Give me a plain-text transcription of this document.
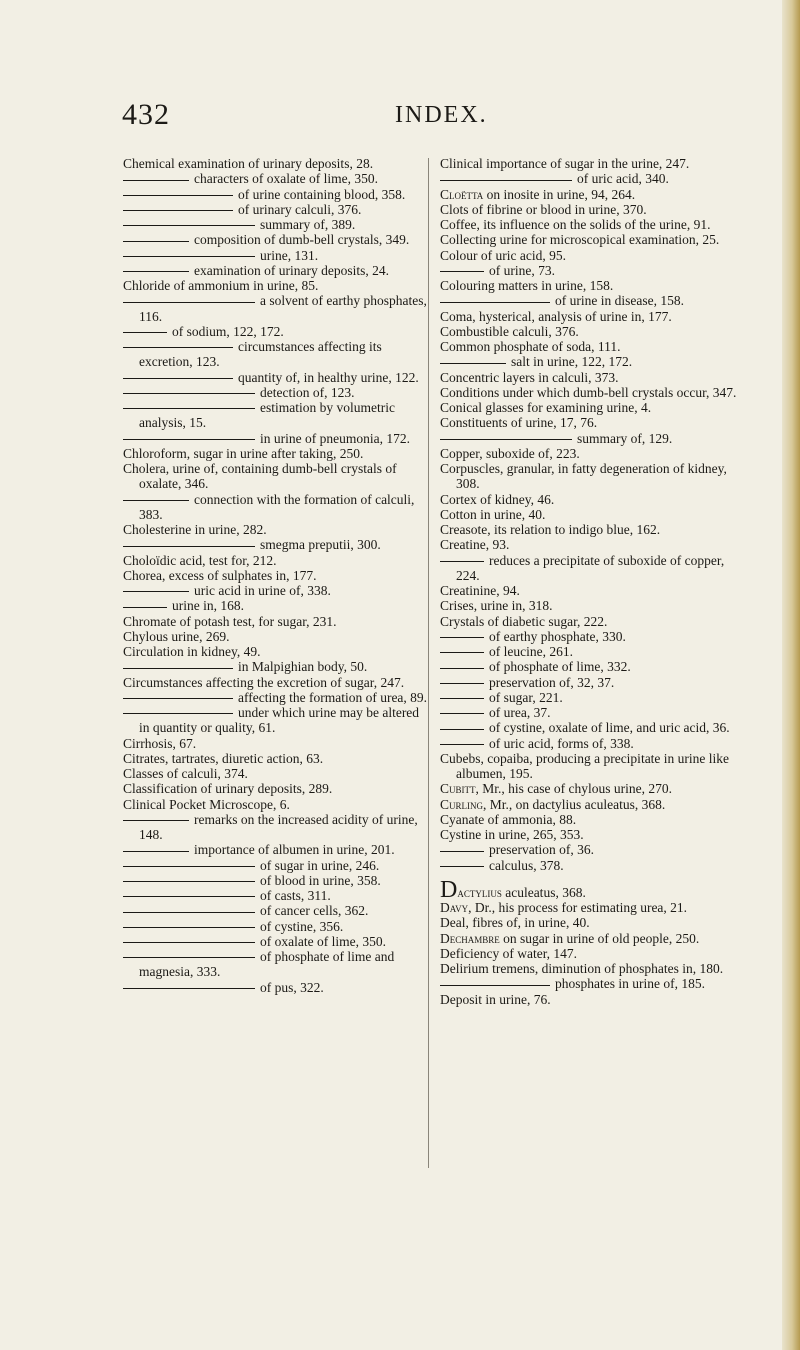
432	INDEX.

Chemical examination of urinary deposits, 28.

characters of oxalate of lime, 350.

of urine containing blood, 358.

of urinary calculi, 376.

summary of, 389.

composition of dumb-bell crystals, 349.

urine, 131.

examination of urinary deposits, 24.

Chloride of ammonium in urine, 85.

a solvent of earthy phosphates, 116.

of sodium, 122, 172.

circumstances affecting its excretion, 123.

quantity of, in healthy urine, 122.

detection of, 123.

estimation by volumetric analysis, 15.

in urine of pneumonia, 172.

Chloroform, sugar in urine after taking, 250.

Cholera, urine of, containing dumb-bell crystals of oxalate, 346.

connection with the formation of calculi, 383.

Cholesterine in urine, 282.

smegma preputii, 300.

Choloïdic acid, test for, 212.

Chorea, excess of sulphates in, 177.

uric acid in urine of, 338.

urine in, 168.

Chromate of potash test, for sugar, 231.

Chylous urine, 269.

Circulation in kidney, 49.

in Malpighian body, 50.

Circumstances affecting the excretion of sugar, 247.

affecting the formation of urea, 89.

under which urine may be altered in quantity or quality, 61.

Cirrhosis, 67.

Citrates, tartrates, diuretic action, 63.

Classes of calculi, 374.

Classification of urinary deposits, 289.

Clinical Pocket Microscope, 6.

remarks on the increased acidity of urine, 148.

importance of albumen in urine, 201.

of sugar in urine, 246.

of blood in urine, 358.

of casts, 311.

of cancer cells, 362.

of cystine, 356.

of oxalate of lime, 350.

of phosphate of lime and magnesia, 333.

of pus, 322.

Clinical importance of sugar in the urine, 247.

of uric acid, 340.

Cloëtta on inosite in urine, 94, 264.

Clots of fibrine or blood in urine, 370.

Coffee, its influence on the solids of the urine, 91.

Collecting urine for microscopical examination, 25.

Colour of uric acid, 95.

of urine, 73.

Colouring matters in urine, 158.

of urine in disease, 158.

Coma, hysterical, analysis of urine in, 177.

Combustible calculi, 376.

Common phosphate of soda, 111.

salt in urine, 122, 172.

Concentric layers in calculi, 373.

Conditions under which dumb-bell crystals occur, 347.

Conical glasses for examining urine, 4.

Constituents of urine, 17, 76.

summary of, 129.

Copper, suboxide of, 223.

Corpuscles, granular, in fatty degeneration of kidney, 308.

Cortex of kidney, 46.

Cotton in urine, 40.

Creasote, its relation to indigo blue, 162.

Creatine, 93.

reduces a precipitate of suboxide of copper, 224.

Creatinine, 94.

Crises, urine in, 318.

Crystals of diabetic sugar, 222.

of earthy phosphate, 330.

of leucine, 261.

of phosphate of lime, 332.

preservation of, 32, 37.

of sugar, 221.

of urea, 37.

of cystine, oxalate of lime, and uric acid, 36.

of uric acid, forms of, 338.

Cubebs, copaiba, producing a precipitate in urine like albumen, 195.

Cubitt, Mr., his case of chylous urine, 270.

Curling, Mr., on dactylius aculeatus, 368.

Cyanate of ammonia, 88.

Cystine in urine, 265, 353.

preservation of, 36.

calculus, 378.

Dactylius aculeatus, 368.

Davy, Dr., his process for estimating urea, 21.

Deal, fibres of, in urine, 40.

Dechambre on sugar in urine of old people, 250.

Deficiency of water, 147.

Delirium tremens, diminution of phosphates in, 180.

phosphates in urine of, 185.

Deposit in urine, 76.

**Problem description**
Pictures in the records above are left out; print everything else exactly as written.

**Your solution**
Give me a plain-text transcription of this document.
432	INDEX.

Chemical examination of urinary deposits, 28.

characters of oxalate of lime, 350.

of urine containing blood, 358.

of urinary calculi, 376.

summary of, 389.

composition of dumb-bell crystals, 349.

urine, 131.

examination of urinary deposits, 24.

Chloride of ammonium in urine, 85.

a solvent of earthy phosphates, 116.

of sodium, 122, 172.

circumstances affecting its excretion, 123.

quantity of, in healthy urine, 122.

detection of, 123.

estimation by volumetric analysis, 15.

in urine of pneumonia, 172.

Chloroform, sugar in urine after taking, 250.

Cholera, urine of, containing dumb-bell crystals of oxalate, 346.

connection with the formation of calculi, 383.

Cholesterine in urine, 282.

smegma preputii, 300.

Choloïdic acid, test for, 212.

Chorea, excess of sulphates in, 177.

uric acid in urine of, 338.

urine in, 168.

Chromate of potash test, for sugar, 231.

Chylous urine, 269.

Circulation in kidney, 49.

in Malpighian body, 50.

Circumstances affecting the excretion of sugar, 247.

affecting the formation of urea, 89.

under which urine may be altered in quantity or quality, 61.

Cirrhosis, 67.

Citrates, tartrates, diuretic action, 63.

Classes of calculi, 374.

Classification of urinary deposits, 289.

Clinical Pocket Microscope, 6.

remarks on the increased acidity of urine, 148.

importance of albumen in urine, 201.

of sugar in urine, 246.

of blood in urine, 358.

of casts, 311.

of cancer cells, 362.

of cystine, 356.

of oxalate of lime, 350.

of phosphate of lime and magnesia, 333.

of pus, 322.

Clinical importance of sugar in the urine, 247.

of uric acid, 340.

Cloëtta on inosite in urine, 94, 264.

Clots of fibrine or blood in urine, 370.

Coffee, its influence on the solids of the urine, 91.

Collecting urine for microscopical examination, 25.

Colour of uric acid, 95.

of urine, 73.

Colouring matters in urine, 158.

of urine in disease, 158.

Coma, hysterical, analysis of urine in, 177.

Combustible calculi, 376.

Common phosphate of soda, 111.

salt in urine, 122, 172.

Concentric layers in calculi, 373.

Conditions under which dumb-bell crystals occur, 347.

Conical glasses for examining urine, 4.

Constituents of urine, 17, 76.

summary of, 129.

Copper, suboxide of, 223.

Corpuscles, granular, in fatty degeneration of kidney, 308.

Cortex of kidney, 46.

Cotton in urine, 40.

Creasote, its relation to indigo blue, 162.

Creatine, 93.

reduces a precipitate of suboxide of copper, 224.

Creatinine, 94.

Crises, urine in, 318.

Crystals of diabetic sugar, 222.

of earthy phosphate, 330.

of leucine, 261.

of phosphate of lime, 332.

preservation of, 32, 37.

of sugar, 221.

of urea, 37.

of cystine, oxalate of lime, and uric acid, 36.

of uric acid, forms of, 338.

Cubebs, copaiba, producing a precipitate in urine like albumen, 195.

Cubitt, Mr., his case of chylous urine, 270.

Curling, Mr., on dactylius aculeatus, 368.

Cyanate of ammonia, 88.

Cystine in urine, 265, 353.

preservation of, 36.

calculus, 378.

Dactylius aculeatus, 368.

Davy, Dr., his process for estimating urea, 21.

Deal, fibres of, in urine, 40.

Dechambre on sugar in urine of old people, 250.

Deficiency of water, 147.

Delirium tremens, diminution of phosphates in, 180.

phosphates in urine of, 185.

Deposit in urine, 76.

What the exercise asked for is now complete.